* Extrait:

Tatouages traditionnels sur le visage et les mains, Seqininnguaq Lynge Poulsen affiche sa fierté d'être inuite. A 19 ans, elle est un des visages d'une jeunesse groenlandaise en quête d'une renaissance culturelle, préalable selon elle à l'indépendance de l'immense île arctique.
Au Groenland, territoire autonome danois où se déroulent des élections législatives anticipées mardi, près de 40% des quelque 56'000 habitants a moins de 25 ans.
Une jeunesse confrontée de longue date à de douloureux problèmes sociaux – abus sexuels, violences, suicides, alcoolisme – mais aussi à une perte d'identité, sur fond de modernisation à marche forcée des communautés traditionnelles, pendant et après la colonisation danoise, officiellement achevée en 1953.
Seqininnguaq – «joli soleil» en groenlandais – représente sa nation dans différentes instances internationales. Elle est devenue l'une des incarnations de ce que les chercheurs appellent un «renouveau» inuit.
«On assiste à un renouveau culturel sur fond des problèmes posés par le changement climatique (...) La philosophie, les valeurs de vie de la culture indigène deviennent très populaires», atteste Peter Berliner, professeur de sciences sociales à l'Université du Groenland et expert de la jeunesse locale.
Ses tatouages, qui avant la colonisation célébraient notamment les différentes étapes de la vie, Seqininnguaq les porte depuis plus d'un an, en signe de reconnaissance envers sa culture et ses ancêtres. «Je voulais montrer au reste du monde à quel point je suis fière d'être inuite», explique à l'AFP cette résidente de Nuuk, la petite capitale groenlandaise de 18'000 habitants.

* Données à traiter:

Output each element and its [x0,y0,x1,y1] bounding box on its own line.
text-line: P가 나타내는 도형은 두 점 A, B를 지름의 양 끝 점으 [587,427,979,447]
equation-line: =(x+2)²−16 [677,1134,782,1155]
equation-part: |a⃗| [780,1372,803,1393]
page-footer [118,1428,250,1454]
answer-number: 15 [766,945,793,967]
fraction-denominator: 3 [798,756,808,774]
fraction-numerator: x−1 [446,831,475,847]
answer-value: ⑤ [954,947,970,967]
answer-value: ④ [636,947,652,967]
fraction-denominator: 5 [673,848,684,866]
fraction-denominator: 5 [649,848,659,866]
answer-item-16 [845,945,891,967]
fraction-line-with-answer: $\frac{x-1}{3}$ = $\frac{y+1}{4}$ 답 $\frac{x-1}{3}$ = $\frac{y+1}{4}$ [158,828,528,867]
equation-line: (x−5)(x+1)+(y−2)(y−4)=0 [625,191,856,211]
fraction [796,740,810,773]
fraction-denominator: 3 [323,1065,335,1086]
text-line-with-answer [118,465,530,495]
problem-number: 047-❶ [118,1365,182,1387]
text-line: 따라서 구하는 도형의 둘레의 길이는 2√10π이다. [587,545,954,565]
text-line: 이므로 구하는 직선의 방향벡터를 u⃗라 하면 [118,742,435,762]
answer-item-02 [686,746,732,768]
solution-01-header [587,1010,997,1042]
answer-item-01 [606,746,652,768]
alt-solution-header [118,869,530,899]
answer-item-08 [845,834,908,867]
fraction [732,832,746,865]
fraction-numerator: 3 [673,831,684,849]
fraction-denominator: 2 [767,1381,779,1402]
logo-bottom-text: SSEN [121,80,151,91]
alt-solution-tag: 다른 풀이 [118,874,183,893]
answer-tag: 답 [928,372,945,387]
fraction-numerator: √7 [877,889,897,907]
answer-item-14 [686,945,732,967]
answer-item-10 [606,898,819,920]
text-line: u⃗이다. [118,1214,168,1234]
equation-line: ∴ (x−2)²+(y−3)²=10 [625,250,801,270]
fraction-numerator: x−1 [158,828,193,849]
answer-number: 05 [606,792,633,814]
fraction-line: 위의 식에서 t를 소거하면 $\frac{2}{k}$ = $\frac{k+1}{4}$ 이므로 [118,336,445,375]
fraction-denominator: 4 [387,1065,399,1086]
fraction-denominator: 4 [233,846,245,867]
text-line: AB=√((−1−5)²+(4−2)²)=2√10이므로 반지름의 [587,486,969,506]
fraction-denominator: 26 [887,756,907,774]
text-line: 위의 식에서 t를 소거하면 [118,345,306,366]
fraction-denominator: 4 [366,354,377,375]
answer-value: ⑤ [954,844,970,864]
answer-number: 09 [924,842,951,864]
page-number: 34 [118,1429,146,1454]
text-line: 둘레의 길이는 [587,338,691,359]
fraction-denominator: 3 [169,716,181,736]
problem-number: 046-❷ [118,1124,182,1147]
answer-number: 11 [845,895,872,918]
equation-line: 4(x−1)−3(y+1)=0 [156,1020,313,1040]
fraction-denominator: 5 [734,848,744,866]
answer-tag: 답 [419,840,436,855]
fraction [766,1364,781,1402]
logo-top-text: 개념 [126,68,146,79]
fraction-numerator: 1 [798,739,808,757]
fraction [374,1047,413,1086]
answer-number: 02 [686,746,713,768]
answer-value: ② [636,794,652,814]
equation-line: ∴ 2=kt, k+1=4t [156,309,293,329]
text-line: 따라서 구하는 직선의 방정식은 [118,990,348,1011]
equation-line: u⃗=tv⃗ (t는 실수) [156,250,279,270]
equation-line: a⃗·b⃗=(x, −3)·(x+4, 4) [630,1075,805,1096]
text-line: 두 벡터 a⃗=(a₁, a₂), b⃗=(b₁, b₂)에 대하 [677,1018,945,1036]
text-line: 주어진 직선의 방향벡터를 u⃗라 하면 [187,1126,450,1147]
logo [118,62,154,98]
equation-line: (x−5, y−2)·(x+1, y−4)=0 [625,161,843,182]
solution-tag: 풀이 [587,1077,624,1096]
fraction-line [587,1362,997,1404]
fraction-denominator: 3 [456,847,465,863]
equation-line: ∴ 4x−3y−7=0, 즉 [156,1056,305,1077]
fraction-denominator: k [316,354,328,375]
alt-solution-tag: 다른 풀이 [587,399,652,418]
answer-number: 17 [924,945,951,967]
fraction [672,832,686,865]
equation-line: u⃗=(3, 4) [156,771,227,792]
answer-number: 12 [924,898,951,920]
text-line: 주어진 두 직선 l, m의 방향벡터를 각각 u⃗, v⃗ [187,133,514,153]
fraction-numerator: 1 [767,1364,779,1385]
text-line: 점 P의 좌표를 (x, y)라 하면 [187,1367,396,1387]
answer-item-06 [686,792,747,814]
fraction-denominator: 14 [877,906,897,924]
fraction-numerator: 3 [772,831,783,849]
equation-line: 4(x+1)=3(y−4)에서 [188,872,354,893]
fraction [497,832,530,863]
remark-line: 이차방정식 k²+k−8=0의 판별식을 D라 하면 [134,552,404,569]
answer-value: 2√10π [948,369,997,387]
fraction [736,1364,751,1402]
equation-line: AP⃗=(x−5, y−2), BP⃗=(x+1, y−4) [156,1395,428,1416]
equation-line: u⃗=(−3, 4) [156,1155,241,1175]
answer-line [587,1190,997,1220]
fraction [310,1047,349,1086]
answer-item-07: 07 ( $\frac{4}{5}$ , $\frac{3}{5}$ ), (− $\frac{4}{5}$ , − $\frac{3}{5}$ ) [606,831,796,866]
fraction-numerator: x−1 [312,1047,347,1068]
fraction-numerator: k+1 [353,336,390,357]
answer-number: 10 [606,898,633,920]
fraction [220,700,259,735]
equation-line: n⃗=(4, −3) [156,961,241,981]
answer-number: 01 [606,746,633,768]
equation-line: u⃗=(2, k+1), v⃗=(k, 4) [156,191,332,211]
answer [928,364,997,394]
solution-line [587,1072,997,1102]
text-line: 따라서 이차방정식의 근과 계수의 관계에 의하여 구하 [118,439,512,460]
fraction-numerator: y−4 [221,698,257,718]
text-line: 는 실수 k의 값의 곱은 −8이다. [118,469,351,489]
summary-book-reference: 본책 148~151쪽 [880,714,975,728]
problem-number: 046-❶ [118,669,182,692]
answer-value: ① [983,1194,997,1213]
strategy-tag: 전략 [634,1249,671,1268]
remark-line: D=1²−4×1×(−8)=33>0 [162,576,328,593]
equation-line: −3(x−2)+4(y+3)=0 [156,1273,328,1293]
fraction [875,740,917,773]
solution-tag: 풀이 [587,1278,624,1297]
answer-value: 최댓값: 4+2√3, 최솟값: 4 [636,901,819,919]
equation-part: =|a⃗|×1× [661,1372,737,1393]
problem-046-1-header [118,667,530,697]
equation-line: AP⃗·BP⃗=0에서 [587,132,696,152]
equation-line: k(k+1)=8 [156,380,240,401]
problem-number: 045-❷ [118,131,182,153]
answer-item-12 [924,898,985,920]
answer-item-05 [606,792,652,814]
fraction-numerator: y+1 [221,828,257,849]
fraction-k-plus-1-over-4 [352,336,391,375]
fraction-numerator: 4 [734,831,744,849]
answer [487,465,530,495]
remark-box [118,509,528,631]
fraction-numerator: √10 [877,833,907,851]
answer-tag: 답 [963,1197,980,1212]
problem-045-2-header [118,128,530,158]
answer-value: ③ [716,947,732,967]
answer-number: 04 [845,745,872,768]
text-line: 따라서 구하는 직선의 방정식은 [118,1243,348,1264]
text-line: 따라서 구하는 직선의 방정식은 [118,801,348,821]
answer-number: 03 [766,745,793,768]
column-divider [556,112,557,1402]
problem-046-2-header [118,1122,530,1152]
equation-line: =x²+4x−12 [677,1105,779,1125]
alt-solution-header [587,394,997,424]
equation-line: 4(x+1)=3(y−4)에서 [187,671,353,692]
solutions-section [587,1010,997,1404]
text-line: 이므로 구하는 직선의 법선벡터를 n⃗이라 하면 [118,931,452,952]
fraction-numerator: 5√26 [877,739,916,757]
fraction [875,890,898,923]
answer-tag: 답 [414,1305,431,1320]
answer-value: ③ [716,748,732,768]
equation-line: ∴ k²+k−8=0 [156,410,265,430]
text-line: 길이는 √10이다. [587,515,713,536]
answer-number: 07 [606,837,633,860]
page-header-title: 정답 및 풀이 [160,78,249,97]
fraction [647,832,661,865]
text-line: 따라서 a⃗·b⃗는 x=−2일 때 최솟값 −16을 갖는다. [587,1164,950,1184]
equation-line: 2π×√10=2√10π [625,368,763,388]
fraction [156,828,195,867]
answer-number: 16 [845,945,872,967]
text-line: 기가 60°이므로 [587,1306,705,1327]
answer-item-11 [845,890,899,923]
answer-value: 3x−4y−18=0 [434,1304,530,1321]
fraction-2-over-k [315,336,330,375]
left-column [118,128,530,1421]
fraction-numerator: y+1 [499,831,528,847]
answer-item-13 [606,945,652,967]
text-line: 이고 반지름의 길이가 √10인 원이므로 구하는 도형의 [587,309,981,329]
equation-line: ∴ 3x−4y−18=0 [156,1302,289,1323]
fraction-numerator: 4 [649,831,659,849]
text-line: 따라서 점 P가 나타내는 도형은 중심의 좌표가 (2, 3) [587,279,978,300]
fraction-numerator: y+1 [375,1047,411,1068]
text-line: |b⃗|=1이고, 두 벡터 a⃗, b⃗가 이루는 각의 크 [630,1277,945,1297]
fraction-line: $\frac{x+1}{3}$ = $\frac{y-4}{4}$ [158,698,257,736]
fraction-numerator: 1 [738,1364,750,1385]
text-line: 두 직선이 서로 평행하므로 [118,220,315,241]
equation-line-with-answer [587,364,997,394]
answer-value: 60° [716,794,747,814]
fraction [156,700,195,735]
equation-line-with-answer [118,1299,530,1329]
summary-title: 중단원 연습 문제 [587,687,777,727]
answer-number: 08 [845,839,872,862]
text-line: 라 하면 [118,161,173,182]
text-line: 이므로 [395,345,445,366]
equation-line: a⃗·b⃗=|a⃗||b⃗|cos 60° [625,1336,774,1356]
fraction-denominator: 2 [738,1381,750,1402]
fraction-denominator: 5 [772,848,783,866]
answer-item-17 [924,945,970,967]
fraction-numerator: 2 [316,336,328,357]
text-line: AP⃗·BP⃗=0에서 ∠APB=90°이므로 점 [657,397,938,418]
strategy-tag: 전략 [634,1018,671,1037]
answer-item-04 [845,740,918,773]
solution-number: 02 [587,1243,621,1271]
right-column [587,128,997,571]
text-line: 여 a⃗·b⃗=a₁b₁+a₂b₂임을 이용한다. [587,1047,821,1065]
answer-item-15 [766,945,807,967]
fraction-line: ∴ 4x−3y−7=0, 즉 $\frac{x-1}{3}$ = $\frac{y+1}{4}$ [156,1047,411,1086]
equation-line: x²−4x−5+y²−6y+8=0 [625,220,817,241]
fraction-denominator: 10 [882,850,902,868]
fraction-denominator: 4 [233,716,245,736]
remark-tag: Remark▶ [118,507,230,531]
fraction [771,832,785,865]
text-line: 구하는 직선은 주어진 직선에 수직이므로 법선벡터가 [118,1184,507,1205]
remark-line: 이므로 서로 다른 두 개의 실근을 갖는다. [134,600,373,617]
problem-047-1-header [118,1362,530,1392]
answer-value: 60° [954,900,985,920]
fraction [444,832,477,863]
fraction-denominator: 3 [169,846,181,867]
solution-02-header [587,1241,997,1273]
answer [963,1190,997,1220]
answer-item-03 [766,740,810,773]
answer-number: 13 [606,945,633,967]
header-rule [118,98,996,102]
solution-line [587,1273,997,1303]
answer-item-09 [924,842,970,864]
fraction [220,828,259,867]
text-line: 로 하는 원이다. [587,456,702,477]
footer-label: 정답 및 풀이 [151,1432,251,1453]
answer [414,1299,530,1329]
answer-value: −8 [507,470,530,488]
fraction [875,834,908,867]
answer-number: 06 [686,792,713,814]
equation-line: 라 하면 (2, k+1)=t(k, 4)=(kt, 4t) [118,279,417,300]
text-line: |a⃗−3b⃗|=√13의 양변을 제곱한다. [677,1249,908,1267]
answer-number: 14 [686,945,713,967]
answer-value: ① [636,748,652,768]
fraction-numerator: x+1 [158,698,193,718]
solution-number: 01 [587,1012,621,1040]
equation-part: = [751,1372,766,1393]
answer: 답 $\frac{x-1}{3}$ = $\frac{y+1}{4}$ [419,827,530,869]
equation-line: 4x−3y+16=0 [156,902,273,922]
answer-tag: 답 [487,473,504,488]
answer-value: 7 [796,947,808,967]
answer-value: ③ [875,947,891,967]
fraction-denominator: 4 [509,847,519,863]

* Consignes:
(a) Recopiez à l'identique les lignes des données à traiter, en commençant par la première et en terminant par celle qui contient « page-footer [118,1428,250,1454] », les deux incluses.
(b) Prolongez le texte sur la jeunesse groenlandaise à partir de sa dernière phrase.

* Réponses par consigne:
(a)
Output each element and its [x0,y0,x1,y1] bounding box on its own line.
text-line: P가 나타내는 도형은 두 점 A, B를 지름의 양 끝 점으 [587,427,979,447]
equation-line: =(x+2)²−16 [677,1134,782,1155]
equation-part: |a⃗| [780,1372,803,1393]
page-footer [118,1428,250,1454]

(b)
Pour «décoloniser»
«Je pense qu'on doit s'émanciper pour être mentalement prêts à l'indépendance. L'état d'esprit doit changer», estime-t-elle.
Pour la jeune femme, il faut «décoloniser» le système, c'est-à-dire «l'adapter à notre manière de faire et de penser. C'est particulièrement vrai pour le système scolaire, qui est beaucoup trop occidental». Actuellement, un Groenlandais sur deux seulement a dépassé le collège.
Dans la campagne électorale, «le système éducatif devrait être le sujet de discussion numéro 1. Il n'est pas du tout adapté», abonde Morten Boller.
A 21 ans, cet habitant de Kangerlussuaq (ouest) vient de finir le lycée et va commencer une formation à Nuuk pour travailler dans un aéroport, à l'heure où le Groenland renforce ses infrastructures aéroportuaires pour attirer touristes et investisseurs.
Comme lui, les jeunes voulant poursuivre des études doivent presque forcément quitter leur village, souvent pour le Danemark.
«Nous n'avons pas assez de personnes diplômées ici et c'est pour cela aussi que cette mentalité de victime/aidant avec le Danemark perdure», avance Seqininnguaq, qui envisage elle aussi d'étudier à l'étranger, mais pour revenir ensuite au Groenland.
Abus dans les foyers pauvres
Pour l'économiste Birger Poppel, le système éducatif doit non seulement être «revitalisé» mais aussi mieux prendre en compte «l'apprentissage des enfants traumatisés par des abus et de la négligence». Au Groenland, plus d'une personne sur trois a été victime d'abus sexuels, majoritairement pendant l'enfance.
Très souvent liés à la consommation d'alcool et de drogues, ces violences tendent à diminuer depuis un programme lancé en 2018 par les autorités locales avec le soutien de Copenhague.
Mais ils restent trop fréquents dans les foyers les plus pauvres, majoritairement en province dans des régions parfois difficilement accessibles, souligne Peter Berliner. «L'écart entre riches et pauvres est au même niveau qu'aux Etats-Unis, bien loin de celui des pays nordiques», note l'expert.
Nombreux suicides
L'île affiche également un des taux de suicides parmi les plus élevés du monde, un pour mille habitants en moyenne chaque année, dont de nombreux jeunes, selon un rapport du Nordic Welfare Center.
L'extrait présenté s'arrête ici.